Requirement:
Quote the data below in full, minus the images.

----

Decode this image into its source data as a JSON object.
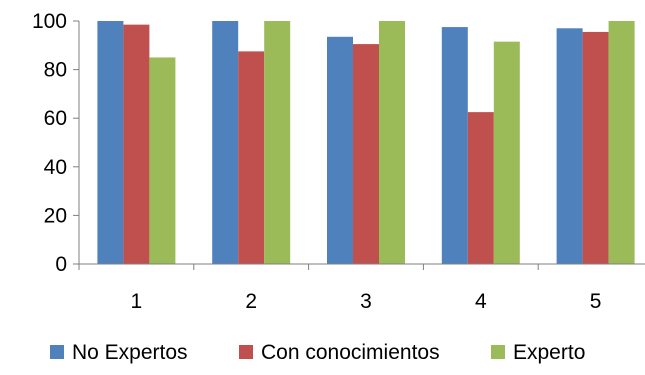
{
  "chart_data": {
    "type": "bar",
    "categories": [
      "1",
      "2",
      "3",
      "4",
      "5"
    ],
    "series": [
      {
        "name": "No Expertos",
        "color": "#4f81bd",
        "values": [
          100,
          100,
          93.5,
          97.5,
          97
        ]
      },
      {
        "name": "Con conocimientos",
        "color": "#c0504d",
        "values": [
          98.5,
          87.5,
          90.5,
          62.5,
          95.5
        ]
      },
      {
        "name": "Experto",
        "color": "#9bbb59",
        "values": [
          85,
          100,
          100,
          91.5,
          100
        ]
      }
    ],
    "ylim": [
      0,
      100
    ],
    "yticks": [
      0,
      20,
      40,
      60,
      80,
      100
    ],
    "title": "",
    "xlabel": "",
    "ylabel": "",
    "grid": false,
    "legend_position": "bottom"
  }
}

----

Correct answer:
Decode this image into its source data as a JSON object.
{
  "chart_data": {
    "type": "bar",
    "categories": [
      "1",
      "2",
      "3",
      "4",
      "5"
    ],
    "series": [
      {
        "name": "No Expertos",
        "color": "#4f81bd",
        "values": [
          100,
          100,
          93.5,
          97.5,
          97
        ]
      },
      {
        "name": "Con conocimientos",
        "color": "#c0504d",
        "values": [
          98.5,
          87.5,
          90.5,
          62.5,
          95.5
        ]
      },
      {
        "name": "Experto",
        "color": "#9bbb59",
        "values": [
          85,
          100,
          100,
          91.5,
          100
        ]
      }
    ],
    "ylim": [
      0,
      100
    ],
    "yticks": [
      0,
      20,
      40,
      60,
      80,
      100
    ],
    "title": "",
    "xlabel": "",
    "ylabel": "",
    "grid": false,
    "legend_position": "bottom"
  }
}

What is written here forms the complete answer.